## START Data lines

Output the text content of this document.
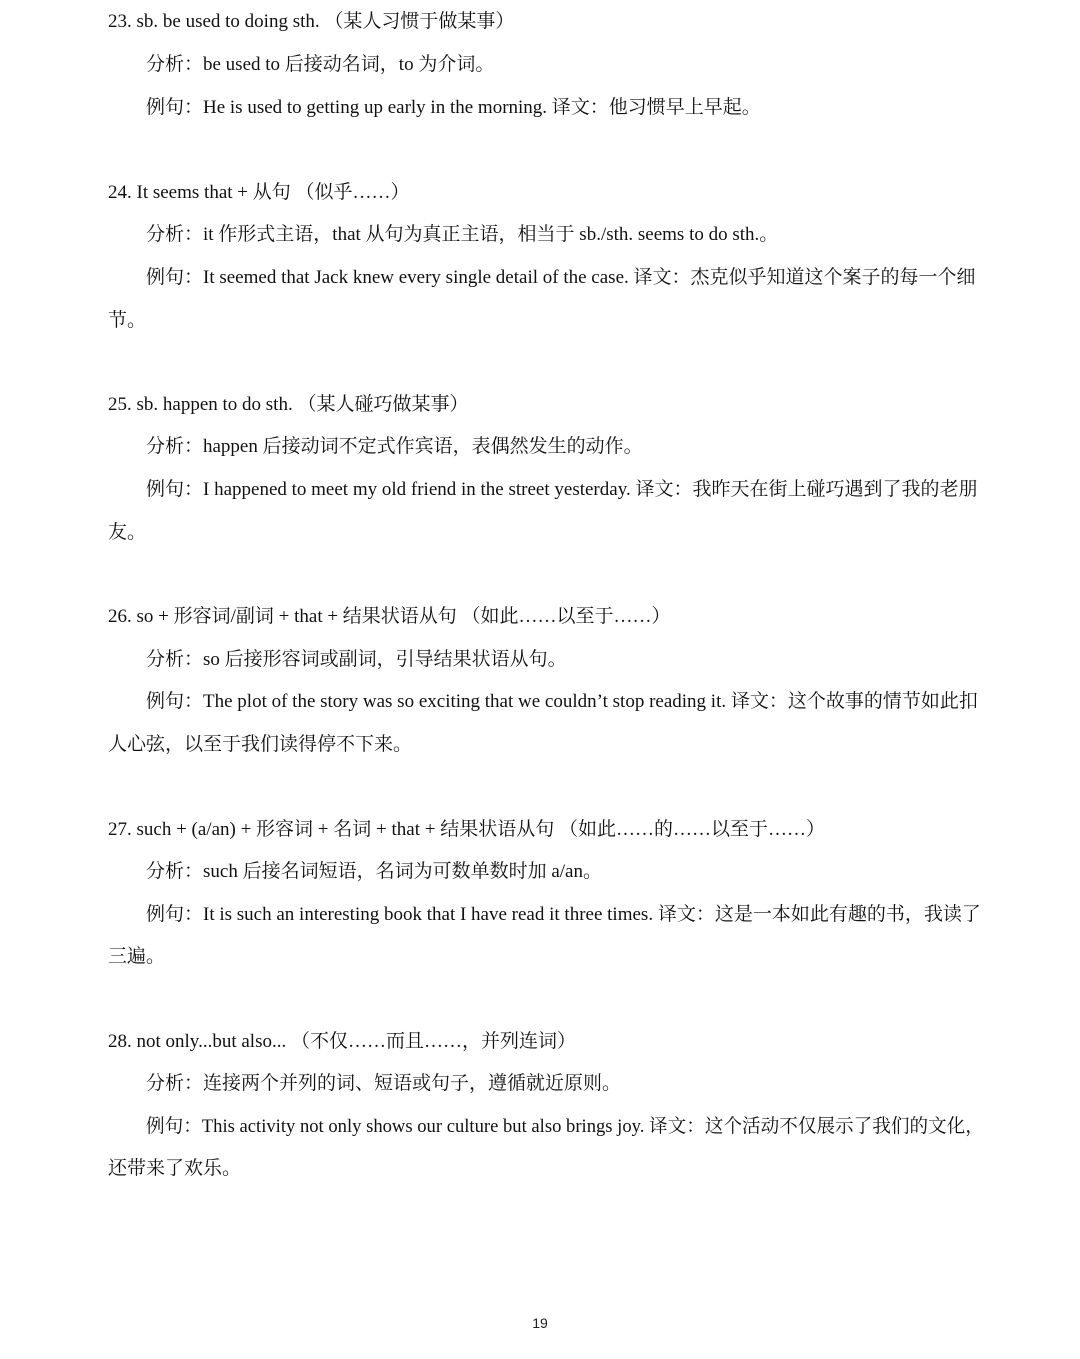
23. sb. be used to doing sth. （某人习惯于做某事）
分析：be used to 后接动名词，to 为介词。
例句：He is used to getting up early in the morning. 译文：他习惯早上早起。
24. It seems that + 从句 （似乎……）
分析：it 作形式主语，that 从句为真正主语，相当于 sb./sth. seems to do sth.。
例句：It seemed that Jack knew every single detail of the case. 译文：杰克似乎知道这个案子的每一个细
节。
25. sb. happen to do sth. （某人碰巧做某事）
分析：happen 后接动词不定式作宾语，表偶然发生的动作。
例句：I happened to meet my old friend in the street yesterday. 译文：我昨天在街上碰巧遇到了我的老朋
友。
26. so + 形容词/副词 + that + 结果状语从句 （如此……以至于……）
分析：so 后接形容词或副词，引导结果状语从句。
例句：The plot of the story was so exciting that we couldn’t stop reading it. 译文：这个故事的情节如此扣
人心弦，以至于我们读得停不下来。
27. such + (a/an) + 形容词 + 名词 + that + 结果状语从句 （如此……的……以至于……）
分析：such 后接名词短语，名词为可数单数时加 a/an。
例句：It is such an interesting book that I have read it three times. 译文：这是一本如此有趣的书，我读了
三遍。
28. not only...but also... （不仅……而且……，并列连词）
分析：连接两个并列的词、短语或句子，遵循就近原则。
例句：This activity not only shows our culture but also brings joy. 译文：这个活动不仅展示了我们的文化，
还带来了欢乐。
19
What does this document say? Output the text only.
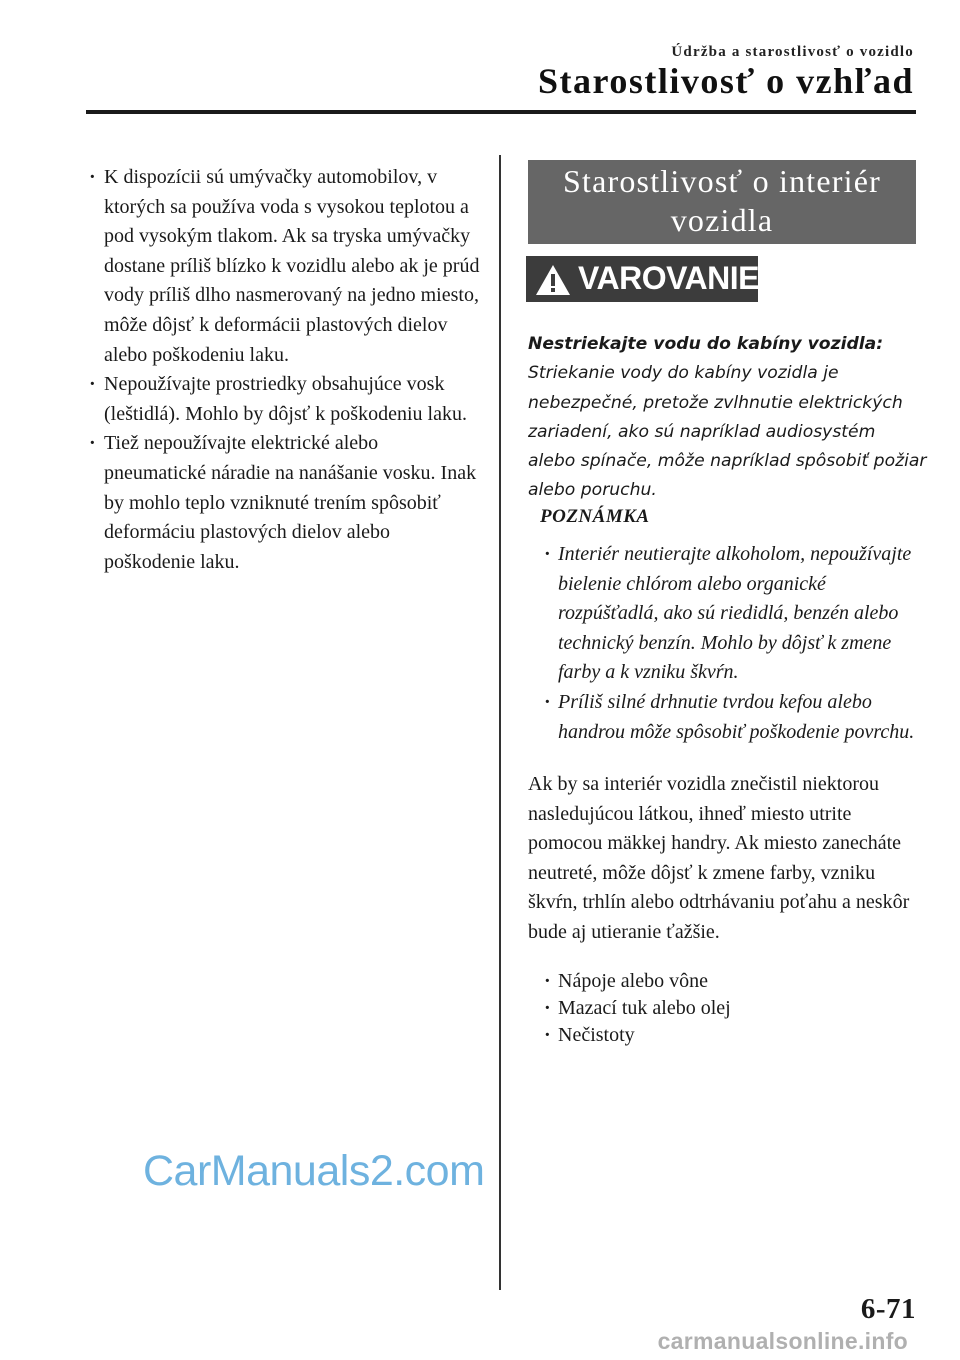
Údržba a starostlivosť o vozidlo
Starostlivosť o vzhľad
· K dispozícii sú umývačky automobilov, v ktorých sa používa voda s vysokou teplotou a pod vysokým tlakom. Ak sa tryska umývačky dostane príliš blízko k vozidlu alebo ak je prúd vody príliš dlho nasmerovaný na jedno miesto, môže dôjsť k deformácii plastových dielov alebo poškodeniu laku.
· Nepoužívajte prostriedky obsahujúce vosk (leštidlá). Mohlo by dôjsť k poškodeniu laku.
· Tiež nepoužívajte elektrické alebo pneumatické náradie na nanášanie vosku. Inak by mohlo teplo vzniknuté trením spôsobiť deformáciu plastových dielov alebo poškodenie laku.
Starostlivosť o interiér
vozidla
VAROVANIE
Nestriekajte vodu do kabíny vozidla: Striekanie vody do kabíny vozidla je nebezpečné, pretože zvlhnutie elektrických zariadení, ako sú napríklad audiosystém alebo spínače, môže napríklad spôsobiť požiar alebo poruchu.
POZNÁMKA
· Interiér neutierajte alkoholom, nepoužívajte bielenie chlórom alebo organické rozpúšťadlá, ako sú riedidlá, benzén alebo technický benzín. Mohlo by dôjsť k zmene farby a k vzniku škvŕn.
· Príliš silné drhnutie tvrdou kefou alebo handrou môže spôsobiť poškodenie povrchu.
Ak by sa interiér vozidla znečistil niektorou nasledujúcou látkou, ihneď miesto utrite pomocou mäkkej handry. Ak miesto zanecháte neutreté, môže dôjsť k zmene farby, vzniku škvŕn, trhlín alebo odtrhávaniu poťahu a neskôr bude aj utieranie ťažšie.
· Nápoje alebo vône
· Mazací tuk alebo olej
· Nečistoty
CarManuals2.com
6-71
carmanualsonline.info
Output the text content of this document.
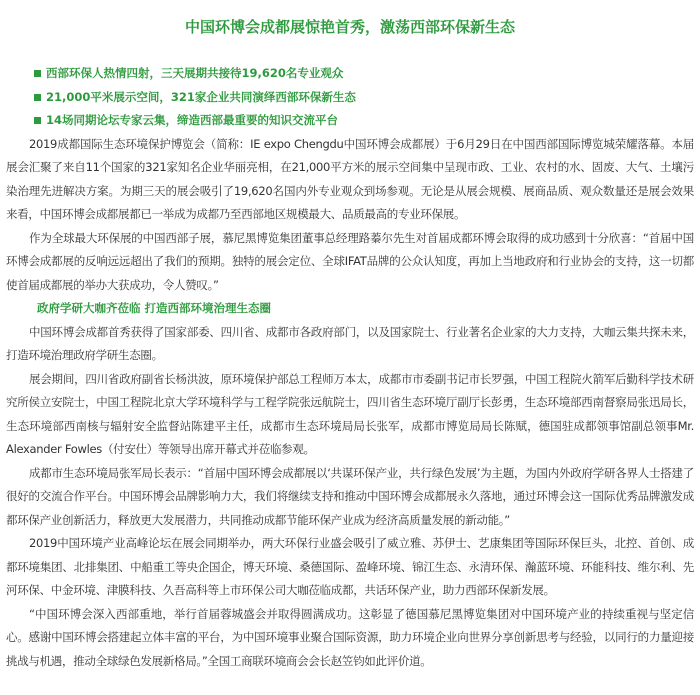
中国环博会成都展惊艳首秀，激荡西部环保新生态
西部环保人热情四射，三天展期共接待19,620名专业观众
21,000平米展示空间，321家企业共同演绎西部环保新生态
14场同期论坛专家云集，缔造西部最重要的知识交流平台

2019成都国际生态环境保护博览会（简称：IE expo Chengdu中国环博会成都展）于6月29日在中国西部国际博览城荣耀落幕。本届展会汇聚了来自11个国家的321家知名企业华丽亮相，在21,000平方米的展示空间集中呈现市政、工业、农村的水、固废、大气、土壤污染治理先进解决方案。为期三天的展会吸引了19,620名国内外专业观众到场参观。无论是从展会规模、展商品质、观众数量还是展会效果来看，中国环博会成都展都已一举成为成都乃至西部地区规模最大、品质最高的专业环保展。

作为全球最大环保展的中国西部子展，慕尼黑博览集团董事总经理路蓁尔先生对首届成都环博会取得的成功感到十分欣喜：“首届中国环博会成都展的反响远远超出了我们的预期。独特的展会定位、全球IFAT品牌的公众认知度，再加上当地政府和行业协会的支持，这一切都使首届成都展的举办大获成功，令人赞叹。”

政府学研大咖齐莅临 打造西部环境治理生态圈

中国环博会成都首秀获得了国家部委、四川省、成都市各政府部门，以及国家院士、行业著名企业家的大力支持，大咖云集共探未来，打造环境治理政府学研生态圈。

展会期间，四川省政府副省长杨洪波，原环境保护部总工程师万本太，成都市市委副书记市长罗强，中国工程院火箭军后勤科学技术研究所侯立安院士，中国工程院北京大学环境科学与工程学院张远航院士，四川省生态环境厅副厅长彭勇，生态环境部西南督察局张迅局长，生态环境部西南核与辐射安全监督站陈建平主任，成都市生态环境局局长张军，成都市博览局局长陈赋，德国驻成都领事馆副总领事Mr. Alexander Fowles（付安仕）等领导出席开幕式并莅临参观。

成都市生态环境局张军局长表示：“首届中国环博会成都展以‘共谋环保产业，共行绿色发展’为主题，为国内外政府学研各界人士搭建了很好的交流合作平台。中国环博会品牌影响力大，我们将继续支持和推动中国环博会成都展永久落地，通过环博会这一国际优秀品牌激发成都环保产业创新活力，释放更大发展潜力，共同推动成都节能环保产业成为经济高质量发展的新动能。”

2019中国环境产业高峰论坛在展会同期举办，两大环保行业盛会吸引了威立雅、苏伊士、艺康集团等国际环保巨头，北控、首创、成都环境集团、北排集团、中船重工等央企国企，博天环境、桑德国际、盈峰环境、锦江生态、永清环保、瀚蓝环境、环能科技、维尔利、先河环保、中金环境、津膜科技、久吾高科等上市环保公司大咖莅临成都，共话环保产业，助力西部环保新发展。

“中国环博会深入西部重地，举行首届蓉城盛会并取得圆满成功。这彰显了德国慕尼黑博览集团对中国环境产业的持续重视与坚定信心。感谢中国环博会搭建起立体丰富的平台，为中国环境事业聚合国际资源，助力环境企业向世界分享创新思考与经验，以同行的力量迎接挑战与机遇，推动全球绿色发展新格局。”全国工商联环境商会会长赵笠钧如此评价道。
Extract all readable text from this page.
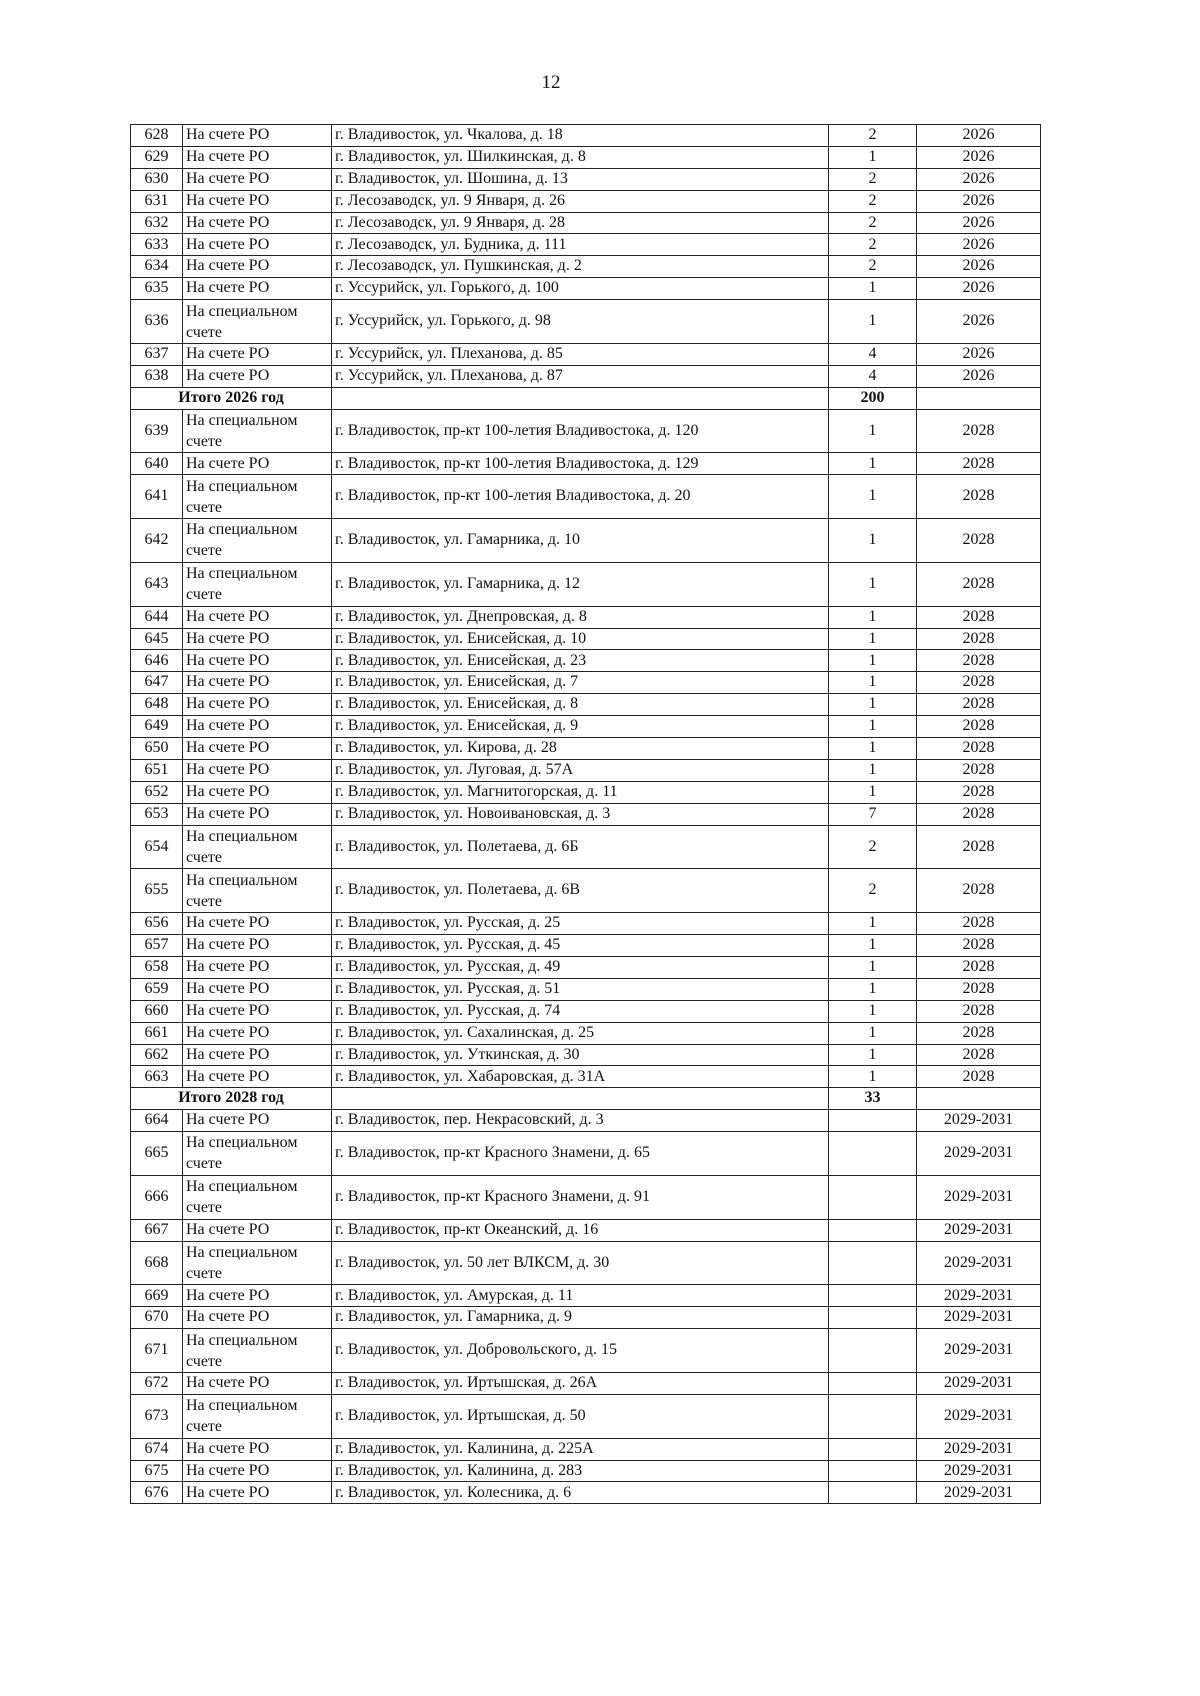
12
628	На счете РО	г. Владивосток, ул. Чкалова, д. 18	2	2026
629	На счете РО	г. Владивосток, ул. Шилкинская, д. 8	1	2026
630	На счете РО	г. Владивосток, ул. Шошина, д. 13	2	2026
631	На счете РО	г. Лесозаводск, ул. 9 Января, д. 26	2	2026
632	На счете РО	г. Лесозаводск, ул. 9 Января, д. 28	2	2026
633	На счете РО	г. Лесозаводск, ул. Будника, д. 111	2	2026
634	На счете РО	г. Лесозаводск, ул. Пушкинская, д. 2	2	2026
635	На счете РО	г. Уссурийск, ул. Горького, д. 100	1	2026
636	На специальном счете	г. Уссурийск, ул. Горького, д. 98	1	2026
637	На счете РО	г. Уссурийск, ул. Плеханова, д. 85	4	2026
638	На счете РО	г. Уссурийск, ул. Плеханова, д. 87	4	2026
Итого 2026 год			200	
639	На специальном счете	г. Владивосток, пр-кт 100-летия Владивостока, д. 120	1	2028
640	На счете РО	г. Владивосток, пр-кт 100-летия Владивостока, д. 129	1	2028
641	На специальном счете	г. Владивосток, пр-кт 100-летия Владивостока, д. 20	1	2028
642	На специальном счете	г. Владивосток, ул. Гамарника, д. 10	1	2028
643	На специальном счете	г. Владивосток, ул. Гамарника, д. 12	1	2028
644	На счете РО	г. Владивосток, ул. Днепровская, д. 8	1	2028
645	На счете РО	г. Владивосток, ул. Енисейская, д. 10	1	2028
646	На счете РО	г. Владивосток, ул. Енисейская, д. 23	1	2028
647	На счете РО	г. Владивосток, ул. Енисейская, д. 7	1	2028
648	На счете РО	г. Владивосток, ул. Енисейская, д. 8	1	2028
649	На счете РО	г. Владивосток, ул. Енисейская, д. 9	1	2028
650	На счете РО	г. Владивосток, ул. Кирова, д. 28	1	2028
651	На счете РО	г. Владивосток, ул. Луговая, д. 57А	1	2028
652	На счете РО	г. Владивосток, ул. Магнитогорская, д. 11	1	2028
653	На счете РО	г. Владивосток, ул. Новоивановская, д. 3	7	2028
654	На специальном счете	г. Владивосток, ул. Полетаева, д. 6Б	2	2028
655	На специальном счете	г. Владивосток, ул. Полетаева, д. 6В	2	2028
656	На счете РО	г. Владивосток, ул. Русская, д. 25	1	2028
657	На счете РО	г. Владивосток, ул. Русская, д. 45	1	2028
658	На счете РО	г. Владивосток, ул. Русская, д. 49	1	2028
659	На счете РО	г. Владивосток, ул. Русская, д. 51	1	2028
660	На счете РО	г. Владивосток, ул. Русская, д. 74	1	2028
661	На счете РО	г. Владивосток, ул. Сахалинская, д. 25	1	2028
662	На счете РО	г. Владивосток, ул. Уткинская, д. 30	1	2028
663	На счете РО	г. Владивосток, ул. Хабаровская, д. 31А	1	2028
Итого 2028 год			33	
664	На счете РО	г. Владивосток, пер. Некрасовский, д. 3		2029-2031
665	На специальном счете	г. Владивосток, пр-кт Красного Знамени, д. 65		2029-2031
666	На специальном счете	г. Владивосток, пр-кт Красного Знамени, д. 91		2029-2031
667	На счете РО	г. Владивосток, пр-кт Океанский, д. 16		2029-2031
668	На специальном счете	г. Владивосток, ул. 50 лет ВЛКСМ, д. 30		2029-2031
669	На счете РО	г. Владивосток, ул. Амурская, д. 11		2029-2031
670	На счете РО	г. Владивосток, ул. Гамарника, д. 9		2029-2031
671	На специальном счете	г. Владивосток, ул. Добровольского, д. 15		2029-2031
672	На счете РО	г. Владивосток, ул. Иртышская, д. 26А		2029-2031
673	На специальном счете	г. Владивосток, ул. Иртышская, д. 50		2029-2031
674	На счете РО	г. Владивосток, ул. Калинина, д. 225А		2029-2031
675	На счете РО	г. Владивосток, ул. Калинина, д. 283		2029-2031
676	На счете РО	г. Владивосток, ул. Колесника, д. 6		2029-2031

## END Data lines

# Your objective:
Scan the data above and copy every line with "Уссурийск" in it.

# Task solution:
635	На счете РО	г. Уссурийск, ул. Горького, д. 100	1	2026
636	На специальном счете	г. Уссурийск, ул. Горького, д. 98	1	2026
637	На счете РО	г. Уссурийск, ул. Плеханова, д. 85	4	2026
638	На счете РО	г. Уссурийск, ул. Плеханова, д. 87	4	2026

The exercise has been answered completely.